Records follow. Select each line holding "зависит".

Extracted data
● ● ● ●

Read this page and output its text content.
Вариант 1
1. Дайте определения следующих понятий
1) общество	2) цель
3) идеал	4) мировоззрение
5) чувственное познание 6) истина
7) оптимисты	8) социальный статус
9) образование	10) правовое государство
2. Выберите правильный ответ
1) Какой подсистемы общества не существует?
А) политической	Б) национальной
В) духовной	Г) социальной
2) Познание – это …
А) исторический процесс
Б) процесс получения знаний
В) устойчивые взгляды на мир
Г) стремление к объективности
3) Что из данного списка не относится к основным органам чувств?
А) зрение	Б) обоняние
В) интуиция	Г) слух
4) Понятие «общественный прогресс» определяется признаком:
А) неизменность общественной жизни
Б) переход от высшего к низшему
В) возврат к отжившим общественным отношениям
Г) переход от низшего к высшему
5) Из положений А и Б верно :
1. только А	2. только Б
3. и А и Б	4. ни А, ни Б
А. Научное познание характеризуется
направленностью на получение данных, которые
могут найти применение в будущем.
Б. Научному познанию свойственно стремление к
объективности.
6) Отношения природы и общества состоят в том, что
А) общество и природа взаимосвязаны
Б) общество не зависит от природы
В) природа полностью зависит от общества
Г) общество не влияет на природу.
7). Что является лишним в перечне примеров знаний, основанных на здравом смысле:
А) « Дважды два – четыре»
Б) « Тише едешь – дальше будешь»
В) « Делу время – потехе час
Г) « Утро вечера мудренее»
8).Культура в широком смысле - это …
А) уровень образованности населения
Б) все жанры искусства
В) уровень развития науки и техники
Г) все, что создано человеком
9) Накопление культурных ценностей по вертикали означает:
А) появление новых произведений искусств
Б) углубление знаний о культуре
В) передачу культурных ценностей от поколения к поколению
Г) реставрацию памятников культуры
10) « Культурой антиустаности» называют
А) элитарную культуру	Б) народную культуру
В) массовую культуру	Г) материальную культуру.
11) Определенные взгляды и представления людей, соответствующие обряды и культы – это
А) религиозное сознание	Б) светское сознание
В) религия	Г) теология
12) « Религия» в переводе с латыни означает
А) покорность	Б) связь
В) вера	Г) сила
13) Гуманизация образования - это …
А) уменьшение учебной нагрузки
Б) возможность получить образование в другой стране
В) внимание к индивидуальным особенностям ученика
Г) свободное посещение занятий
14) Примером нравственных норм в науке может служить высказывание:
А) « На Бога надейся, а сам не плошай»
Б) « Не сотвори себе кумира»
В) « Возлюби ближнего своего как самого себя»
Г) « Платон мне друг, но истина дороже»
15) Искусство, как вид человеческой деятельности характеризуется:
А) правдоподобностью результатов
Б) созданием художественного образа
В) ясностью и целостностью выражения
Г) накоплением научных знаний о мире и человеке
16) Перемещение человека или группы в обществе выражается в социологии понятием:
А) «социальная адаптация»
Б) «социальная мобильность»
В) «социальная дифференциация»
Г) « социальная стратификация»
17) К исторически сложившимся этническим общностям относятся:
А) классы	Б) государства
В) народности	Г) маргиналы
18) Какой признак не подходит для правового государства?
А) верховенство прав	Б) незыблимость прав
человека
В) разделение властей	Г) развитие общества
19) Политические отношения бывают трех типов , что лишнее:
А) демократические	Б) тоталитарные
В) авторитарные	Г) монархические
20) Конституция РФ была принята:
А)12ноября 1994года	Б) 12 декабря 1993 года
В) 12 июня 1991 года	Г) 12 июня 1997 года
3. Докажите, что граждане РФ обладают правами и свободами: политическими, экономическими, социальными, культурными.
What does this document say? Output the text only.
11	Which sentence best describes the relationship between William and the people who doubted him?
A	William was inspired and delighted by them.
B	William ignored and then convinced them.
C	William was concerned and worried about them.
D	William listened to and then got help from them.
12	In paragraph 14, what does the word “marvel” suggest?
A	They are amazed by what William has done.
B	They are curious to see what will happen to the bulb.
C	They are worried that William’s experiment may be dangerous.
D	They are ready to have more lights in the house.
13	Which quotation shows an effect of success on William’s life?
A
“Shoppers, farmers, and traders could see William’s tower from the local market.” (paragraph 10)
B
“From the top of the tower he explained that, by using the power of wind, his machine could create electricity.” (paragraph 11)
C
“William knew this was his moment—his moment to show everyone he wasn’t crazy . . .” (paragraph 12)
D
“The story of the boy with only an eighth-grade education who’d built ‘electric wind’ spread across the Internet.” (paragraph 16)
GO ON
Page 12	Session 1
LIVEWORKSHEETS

● ● ● ●

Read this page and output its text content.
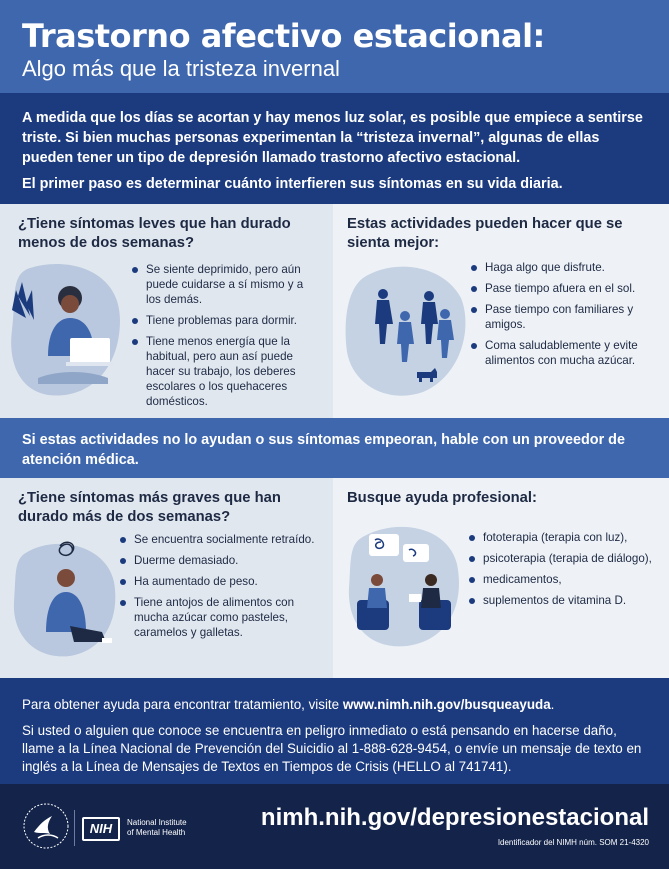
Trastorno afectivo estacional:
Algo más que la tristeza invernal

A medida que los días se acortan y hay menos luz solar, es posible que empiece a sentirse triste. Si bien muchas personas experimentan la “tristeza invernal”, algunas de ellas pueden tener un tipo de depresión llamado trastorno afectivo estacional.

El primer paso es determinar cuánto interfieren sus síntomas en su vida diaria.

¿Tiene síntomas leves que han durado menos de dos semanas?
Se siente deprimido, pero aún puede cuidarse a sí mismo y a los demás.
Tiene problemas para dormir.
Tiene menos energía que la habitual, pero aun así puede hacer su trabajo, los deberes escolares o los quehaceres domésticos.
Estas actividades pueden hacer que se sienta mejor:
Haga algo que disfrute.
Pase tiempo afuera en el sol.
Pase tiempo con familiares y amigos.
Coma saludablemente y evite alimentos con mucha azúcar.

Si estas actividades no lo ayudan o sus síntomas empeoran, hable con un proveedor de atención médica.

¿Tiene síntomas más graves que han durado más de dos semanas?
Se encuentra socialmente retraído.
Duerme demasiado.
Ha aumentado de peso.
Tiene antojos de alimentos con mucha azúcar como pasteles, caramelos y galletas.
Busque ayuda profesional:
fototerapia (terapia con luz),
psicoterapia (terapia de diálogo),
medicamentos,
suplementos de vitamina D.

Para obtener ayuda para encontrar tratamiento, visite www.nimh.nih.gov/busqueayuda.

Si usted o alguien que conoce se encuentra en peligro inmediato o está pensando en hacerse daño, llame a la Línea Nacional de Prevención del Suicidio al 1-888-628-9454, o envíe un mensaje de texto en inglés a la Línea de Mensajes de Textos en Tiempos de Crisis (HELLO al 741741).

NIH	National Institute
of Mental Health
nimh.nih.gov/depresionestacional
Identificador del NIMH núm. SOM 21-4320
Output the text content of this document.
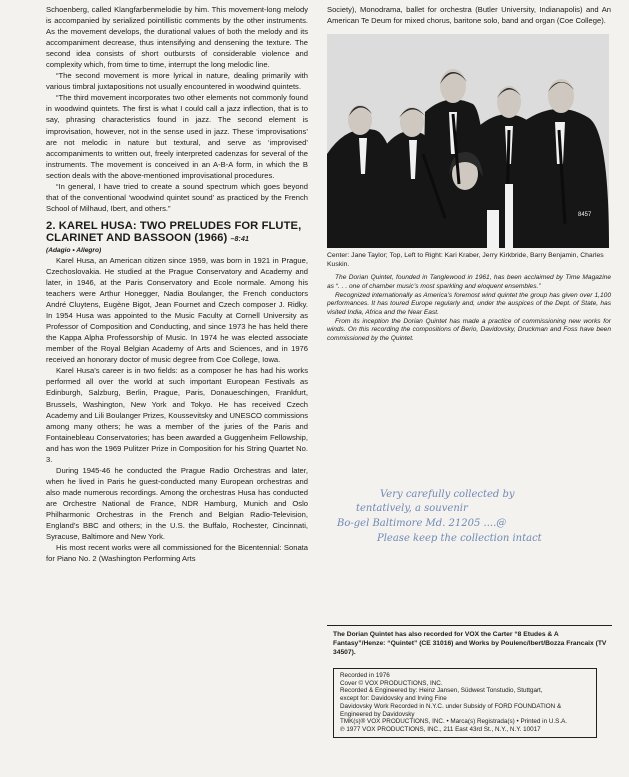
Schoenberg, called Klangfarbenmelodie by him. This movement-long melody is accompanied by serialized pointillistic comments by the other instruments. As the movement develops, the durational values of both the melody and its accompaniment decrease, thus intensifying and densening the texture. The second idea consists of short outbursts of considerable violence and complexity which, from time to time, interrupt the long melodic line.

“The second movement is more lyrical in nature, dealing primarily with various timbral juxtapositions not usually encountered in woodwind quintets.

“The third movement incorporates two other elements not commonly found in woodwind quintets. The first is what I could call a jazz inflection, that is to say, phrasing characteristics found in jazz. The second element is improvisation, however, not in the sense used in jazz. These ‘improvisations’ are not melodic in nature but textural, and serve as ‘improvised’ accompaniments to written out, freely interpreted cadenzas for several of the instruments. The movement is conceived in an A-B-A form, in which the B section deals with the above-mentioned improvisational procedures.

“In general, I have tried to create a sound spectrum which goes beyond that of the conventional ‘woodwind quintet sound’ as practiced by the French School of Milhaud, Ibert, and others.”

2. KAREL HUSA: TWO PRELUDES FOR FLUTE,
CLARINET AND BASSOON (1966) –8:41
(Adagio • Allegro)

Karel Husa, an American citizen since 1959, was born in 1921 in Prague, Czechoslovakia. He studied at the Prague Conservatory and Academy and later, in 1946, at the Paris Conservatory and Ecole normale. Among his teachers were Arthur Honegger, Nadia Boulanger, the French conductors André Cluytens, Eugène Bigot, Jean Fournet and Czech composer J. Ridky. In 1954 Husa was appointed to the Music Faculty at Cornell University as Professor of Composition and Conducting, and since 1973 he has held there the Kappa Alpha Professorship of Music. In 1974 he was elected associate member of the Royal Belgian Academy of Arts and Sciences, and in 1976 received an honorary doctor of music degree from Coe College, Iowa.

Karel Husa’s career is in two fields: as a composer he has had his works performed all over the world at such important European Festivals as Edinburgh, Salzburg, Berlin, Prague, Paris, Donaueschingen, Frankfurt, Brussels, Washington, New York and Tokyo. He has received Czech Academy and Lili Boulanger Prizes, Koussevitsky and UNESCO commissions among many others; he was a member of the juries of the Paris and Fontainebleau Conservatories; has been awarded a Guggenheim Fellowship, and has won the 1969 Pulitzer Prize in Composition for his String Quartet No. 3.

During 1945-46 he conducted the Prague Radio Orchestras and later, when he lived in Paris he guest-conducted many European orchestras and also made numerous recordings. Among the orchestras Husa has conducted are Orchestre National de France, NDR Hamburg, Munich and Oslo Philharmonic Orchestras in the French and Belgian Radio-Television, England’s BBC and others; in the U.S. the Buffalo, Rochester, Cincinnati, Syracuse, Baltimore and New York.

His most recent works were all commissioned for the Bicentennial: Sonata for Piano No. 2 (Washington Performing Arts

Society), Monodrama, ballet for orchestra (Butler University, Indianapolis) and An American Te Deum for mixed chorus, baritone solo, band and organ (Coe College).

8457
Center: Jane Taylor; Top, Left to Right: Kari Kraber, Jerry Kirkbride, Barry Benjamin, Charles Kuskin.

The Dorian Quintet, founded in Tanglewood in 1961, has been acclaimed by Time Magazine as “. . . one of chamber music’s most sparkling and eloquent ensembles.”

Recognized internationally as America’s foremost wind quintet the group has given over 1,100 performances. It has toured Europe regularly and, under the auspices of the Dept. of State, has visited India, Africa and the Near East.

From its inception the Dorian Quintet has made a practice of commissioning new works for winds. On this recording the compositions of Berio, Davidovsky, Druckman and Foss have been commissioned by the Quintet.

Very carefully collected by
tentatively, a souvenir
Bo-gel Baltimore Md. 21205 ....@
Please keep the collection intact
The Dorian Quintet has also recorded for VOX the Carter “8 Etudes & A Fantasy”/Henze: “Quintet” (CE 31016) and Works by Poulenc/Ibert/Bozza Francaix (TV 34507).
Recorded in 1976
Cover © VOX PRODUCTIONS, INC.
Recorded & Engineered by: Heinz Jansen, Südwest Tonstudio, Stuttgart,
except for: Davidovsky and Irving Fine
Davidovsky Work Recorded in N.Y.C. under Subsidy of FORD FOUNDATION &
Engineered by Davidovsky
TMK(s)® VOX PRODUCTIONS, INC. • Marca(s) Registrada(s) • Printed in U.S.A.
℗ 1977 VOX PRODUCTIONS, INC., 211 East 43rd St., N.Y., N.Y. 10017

● ● ● ●

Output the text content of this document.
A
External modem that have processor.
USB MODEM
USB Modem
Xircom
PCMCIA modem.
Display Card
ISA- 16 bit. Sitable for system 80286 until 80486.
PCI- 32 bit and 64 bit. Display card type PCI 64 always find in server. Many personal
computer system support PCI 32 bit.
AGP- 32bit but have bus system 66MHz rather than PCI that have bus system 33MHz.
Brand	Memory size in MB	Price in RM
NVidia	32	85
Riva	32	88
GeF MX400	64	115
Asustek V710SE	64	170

● ● ● ●

Output
Б) общество не зависит от природы
В) природа полностью зависит от общества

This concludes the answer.